> _Information shown_

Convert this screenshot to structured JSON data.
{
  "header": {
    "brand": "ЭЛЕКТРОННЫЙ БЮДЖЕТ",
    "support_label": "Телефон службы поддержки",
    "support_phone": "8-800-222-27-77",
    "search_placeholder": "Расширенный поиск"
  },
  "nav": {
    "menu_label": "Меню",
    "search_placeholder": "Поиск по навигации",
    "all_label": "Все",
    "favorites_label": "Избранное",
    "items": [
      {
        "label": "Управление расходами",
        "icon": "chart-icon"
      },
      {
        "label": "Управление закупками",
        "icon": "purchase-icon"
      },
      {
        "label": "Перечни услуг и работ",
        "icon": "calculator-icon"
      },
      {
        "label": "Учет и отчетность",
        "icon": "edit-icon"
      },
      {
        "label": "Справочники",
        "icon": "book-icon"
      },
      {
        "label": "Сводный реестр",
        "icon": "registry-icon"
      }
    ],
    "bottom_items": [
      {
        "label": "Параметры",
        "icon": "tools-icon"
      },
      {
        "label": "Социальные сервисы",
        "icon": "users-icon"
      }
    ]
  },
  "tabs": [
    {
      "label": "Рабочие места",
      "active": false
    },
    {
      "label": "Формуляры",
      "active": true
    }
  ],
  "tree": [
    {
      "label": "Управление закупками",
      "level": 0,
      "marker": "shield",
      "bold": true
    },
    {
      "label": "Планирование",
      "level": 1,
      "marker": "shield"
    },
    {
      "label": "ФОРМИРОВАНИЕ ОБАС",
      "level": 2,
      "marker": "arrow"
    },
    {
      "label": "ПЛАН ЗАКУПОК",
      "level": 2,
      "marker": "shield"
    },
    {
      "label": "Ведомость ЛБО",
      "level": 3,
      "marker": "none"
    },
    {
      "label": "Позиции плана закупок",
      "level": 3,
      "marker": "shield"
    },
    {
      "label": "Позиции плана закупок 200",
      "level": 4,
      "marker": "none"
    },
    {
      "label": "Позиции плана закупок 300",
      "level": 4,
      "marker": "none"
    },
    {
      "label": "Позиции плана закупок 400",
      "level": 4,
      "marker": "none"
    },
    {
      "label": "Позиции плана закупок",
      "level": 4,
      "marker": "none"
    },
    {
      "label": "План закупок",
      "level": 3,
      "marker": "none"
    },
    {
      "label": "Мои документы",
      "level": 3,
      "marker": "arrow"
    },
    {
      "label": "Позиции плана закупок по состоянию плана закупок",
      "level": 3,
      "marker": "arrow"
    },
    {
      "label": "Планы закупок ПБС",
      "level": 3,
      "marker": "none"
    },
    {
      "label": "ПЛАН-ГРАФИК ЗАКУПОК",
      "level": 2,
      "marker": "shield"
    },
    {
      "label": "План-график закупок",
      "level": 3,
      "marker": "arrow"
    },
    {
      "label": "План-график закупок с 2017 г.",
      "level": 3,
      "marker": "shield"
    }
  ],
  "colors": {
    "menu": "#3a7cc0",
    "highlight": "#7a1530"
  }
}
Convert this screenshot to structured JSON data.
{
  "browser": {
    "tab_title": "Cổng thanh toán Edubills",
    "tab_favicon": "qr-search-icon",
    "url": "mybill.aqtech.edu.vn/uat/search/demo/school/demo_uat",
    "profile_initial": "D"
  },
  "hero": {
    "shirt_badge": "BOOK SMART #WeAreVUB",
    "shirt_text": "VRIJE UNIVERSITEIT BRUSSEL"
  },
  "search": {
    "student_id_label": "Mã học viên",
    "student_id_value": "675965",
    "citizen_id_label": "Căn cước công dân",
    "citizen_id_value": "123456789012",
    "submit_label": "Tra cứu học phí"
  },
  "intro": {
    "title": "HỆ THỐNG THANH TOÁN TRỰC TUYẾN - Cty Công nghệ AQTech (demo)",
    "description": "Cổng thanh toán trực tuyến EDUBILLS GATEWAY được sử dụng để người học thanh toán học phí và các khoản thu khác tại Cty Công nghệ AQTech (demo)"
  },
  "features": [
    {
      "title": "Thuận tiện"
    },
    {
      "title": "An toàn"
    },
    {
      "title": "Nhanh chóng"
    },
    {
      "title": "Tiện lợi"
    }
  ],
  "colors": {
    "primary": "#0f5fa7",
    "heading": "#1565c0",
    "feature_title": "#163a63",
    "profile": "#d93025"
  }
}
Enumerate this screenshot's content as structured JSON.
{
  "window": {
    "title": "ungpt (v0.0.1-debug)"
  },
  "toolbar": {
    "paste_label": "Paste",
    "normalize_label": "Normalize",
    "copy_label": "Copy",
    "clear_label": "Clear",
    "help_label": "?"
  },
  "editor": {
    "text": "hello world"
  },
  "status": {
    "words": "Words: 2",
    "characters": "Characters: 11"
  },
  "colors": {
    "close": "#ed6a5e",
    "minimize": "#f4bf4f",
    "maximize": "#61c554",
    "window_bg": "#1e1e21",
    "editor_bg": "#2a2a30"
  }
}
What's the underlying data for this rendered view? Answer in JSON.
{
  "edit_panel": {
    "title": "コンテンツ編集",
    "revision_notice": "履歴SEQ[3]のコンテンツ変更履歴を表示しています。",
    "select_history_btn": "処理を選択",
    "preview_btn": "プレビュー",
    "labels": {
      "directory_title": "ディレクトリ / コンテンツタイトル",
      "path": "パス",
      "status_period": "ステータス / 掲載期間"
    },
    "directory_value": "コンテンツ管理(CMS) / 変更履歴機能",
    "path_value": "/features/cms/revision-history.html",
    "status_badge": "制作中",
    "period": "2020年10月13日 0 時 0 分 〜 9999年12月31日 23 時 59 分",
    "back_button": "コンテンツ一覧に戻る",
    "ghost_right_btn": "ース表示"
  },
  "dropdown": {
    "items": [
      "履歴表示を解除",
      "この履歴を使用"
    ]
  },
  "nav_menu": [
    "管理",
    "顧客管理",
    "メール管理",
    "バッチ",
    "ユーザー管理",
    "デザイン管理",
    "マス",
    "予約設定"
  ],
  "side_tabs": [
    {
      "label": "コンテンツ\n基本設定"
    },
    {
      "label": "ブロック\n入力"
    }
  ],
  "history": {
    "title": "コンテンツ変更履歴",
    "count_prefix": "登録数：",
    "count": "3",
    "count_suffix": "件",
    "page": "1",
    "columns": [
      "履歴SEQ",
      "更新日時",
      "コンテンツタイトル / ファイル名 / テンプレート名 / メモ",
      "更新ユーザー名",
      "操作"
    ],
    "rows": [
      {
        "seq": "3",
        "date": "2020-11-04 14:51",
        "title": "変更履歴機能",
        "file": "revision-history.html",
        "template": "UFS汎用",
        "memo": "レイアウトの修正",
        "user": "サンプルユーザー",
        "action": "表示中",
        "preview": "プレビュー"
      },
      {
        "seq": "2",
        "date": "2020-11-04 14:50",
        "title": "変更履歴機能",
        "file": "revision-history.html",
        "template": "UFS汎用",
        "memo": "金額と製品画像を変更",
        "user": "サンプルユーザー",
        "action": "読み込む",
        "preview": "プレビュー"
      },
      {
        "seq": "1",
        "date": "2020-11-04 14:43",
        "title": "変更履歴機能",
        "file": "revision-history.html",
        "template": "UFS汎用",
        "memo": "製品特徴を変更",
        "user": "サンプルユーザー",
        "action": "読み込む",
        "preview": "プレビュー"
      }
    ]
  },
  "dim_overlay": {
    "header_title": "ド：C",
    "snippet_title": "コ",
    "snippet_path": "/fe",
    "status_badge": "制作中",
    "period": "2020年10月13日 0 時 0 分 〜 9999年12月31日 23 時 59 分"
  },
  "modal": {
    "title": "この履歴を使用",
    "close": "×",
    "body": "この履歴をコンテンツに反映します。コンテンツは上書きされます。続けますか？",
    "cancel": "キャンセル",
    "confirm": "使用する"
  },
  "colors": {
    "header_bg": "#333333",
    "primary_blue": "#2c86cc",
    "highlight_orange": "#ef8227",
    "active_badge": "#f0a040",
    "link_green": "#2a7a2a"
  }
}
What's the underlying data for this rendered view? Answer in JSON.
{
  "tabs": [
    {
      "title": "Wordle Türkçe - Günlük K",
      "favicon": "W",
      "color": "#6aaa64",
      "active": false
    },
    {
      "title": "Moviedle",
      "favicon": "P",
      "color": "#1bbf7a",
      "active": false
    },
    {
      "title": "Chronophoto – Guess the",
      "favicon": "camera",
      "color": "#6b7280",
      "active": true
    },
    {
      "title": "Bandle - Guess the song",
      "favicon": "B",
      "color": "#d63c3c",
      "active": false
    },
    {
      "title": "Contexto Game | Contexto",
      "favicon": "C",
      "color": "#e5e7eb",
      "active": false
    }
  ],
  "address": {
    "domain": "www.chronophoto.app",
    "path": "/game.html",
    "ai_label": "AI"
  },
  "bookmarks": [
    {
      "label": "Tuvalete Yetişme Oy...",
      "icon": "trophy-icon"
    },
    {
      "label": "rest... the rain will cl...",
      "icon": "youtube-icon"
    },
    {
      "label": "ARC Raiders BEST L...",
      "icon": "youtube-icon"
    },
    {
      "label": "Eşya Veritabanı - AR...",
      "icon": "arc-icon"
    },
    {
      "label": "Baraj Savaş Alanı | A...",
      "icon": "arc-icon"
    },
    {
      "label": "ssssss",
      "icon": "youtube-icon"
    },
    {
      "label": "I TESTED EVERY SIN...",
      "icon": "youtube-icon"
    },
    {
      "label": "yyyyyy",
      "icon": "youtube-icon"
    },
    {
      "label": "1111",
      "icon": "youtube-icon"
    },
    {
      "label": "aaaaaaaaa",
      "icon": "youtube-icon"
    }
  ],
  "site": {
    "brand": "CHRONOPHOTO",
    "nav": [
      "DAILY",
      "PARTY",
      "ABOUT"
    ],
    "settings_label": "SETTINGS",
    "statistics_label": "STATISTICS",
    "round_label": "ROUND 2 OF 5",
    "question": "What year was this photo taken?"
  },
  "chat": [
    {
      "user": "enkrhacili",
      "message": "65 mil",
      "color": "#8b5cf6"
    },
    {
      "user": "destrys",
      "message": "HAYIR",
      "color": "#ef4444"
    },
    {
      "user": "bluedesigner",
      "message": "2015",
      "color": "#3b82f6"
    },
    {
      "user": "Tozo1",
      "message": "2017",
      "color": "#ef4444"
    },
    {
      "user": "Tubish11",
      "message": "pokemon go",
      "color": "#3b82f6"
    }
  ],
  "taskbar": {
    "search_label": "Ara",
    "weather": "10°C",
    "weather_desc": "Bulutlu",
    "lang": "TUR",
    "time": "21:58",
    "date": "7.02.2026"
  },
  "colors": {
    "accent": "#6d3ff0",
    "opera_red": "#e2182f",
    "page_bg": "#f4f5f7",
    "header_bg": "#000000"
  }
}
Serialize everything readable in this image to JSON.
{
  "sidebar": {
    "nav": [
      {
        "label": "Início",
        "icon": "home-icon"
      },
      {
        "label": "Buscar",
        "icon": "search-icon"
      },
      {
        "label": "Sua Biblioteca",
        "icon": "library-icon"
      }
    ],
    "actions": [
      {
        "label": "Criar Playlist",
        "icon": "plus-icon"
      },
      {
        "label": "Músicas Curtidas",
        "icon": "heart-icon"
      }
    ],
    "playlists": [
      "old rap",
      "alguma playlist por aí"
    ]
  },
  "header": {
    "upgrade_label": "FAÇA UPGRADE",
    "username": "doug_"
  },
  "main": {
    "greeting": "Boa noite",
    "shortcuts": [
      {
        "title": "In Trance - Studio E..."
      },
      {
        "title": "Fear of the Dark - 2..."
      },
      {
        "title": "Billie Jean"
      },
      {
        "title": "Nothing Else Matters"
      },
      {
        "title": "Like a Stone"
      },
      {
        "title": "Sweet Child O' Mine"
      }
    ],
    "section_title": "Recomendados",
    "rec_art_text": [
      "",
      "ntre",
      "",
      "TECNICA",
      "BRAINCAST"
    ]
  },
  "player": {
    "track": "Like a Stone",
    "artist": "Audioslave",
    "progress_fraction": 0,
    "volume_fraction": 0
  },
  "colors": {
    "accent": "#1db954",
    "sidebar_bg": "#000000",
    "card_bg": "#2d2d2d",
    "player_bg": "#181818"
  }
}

> _Exercise goal_
Starting with the line that contains "Serialize everything readable", print each line through the last one in the listing. Include both end lines and add nothing.

> _The completed task_
Serialize everything readable in this image to JSON.
{
  "sidebar": {
    "nav": [
      {
        "label": "Início",
        "icon": "home-icon"
      },
      {
        "label": "Buscar",
        "icon": "search-icon"
      },
      {
        "label": "Sua Biblioteca",
        "icon": "library-icon"
      }
    ],
    "actions": [
      {
        "label": "Criar Playlist",
        "icon": "plus-icon"
      },
      {
        "label": "Músicas Curtidas",
        "icon": "heart-icon"
      }
    ],
    "playlists": [
      "old rap",
      "alguma playlist por aí"
    ]
  },
  "header": {
    "upgrade_label": "FAÇA UPGRADE",
    "username": "doug_"
  },
  "main": {
    "greeting": "Boa noite",
    "shortcuts": [
      {
        "title": "In Trance - Studio E..."
      },
      {
        "title": "Fear of the Dark - 2..."
      },
      {
        "title": "Billie Jean"
      },
      {
        "title": "Nothing Else Matters"
      },
      {
        "title": "Like a Stone"
      },
      {
        "title": "Sweet Child O' Mine"
      }
    ],
    "section_title": "Recomendados",
    "rec_art_text": [
      "",
      "ntre",
      "",
      "TECNICA",
      "BRAINCAST"
    ]
  },
  "player": {
    "track": "Like a Stone",
    "artist": "Audioslave",
    "progress_fraction": 0,
    "volume_fraction": 0
  },
  "colors": {
    "accent": "#1db954",
    "sidebar_bg": "#000000",
    "card_bg": "#2d2d2d",
    "player_bg": "#181818"
  }
}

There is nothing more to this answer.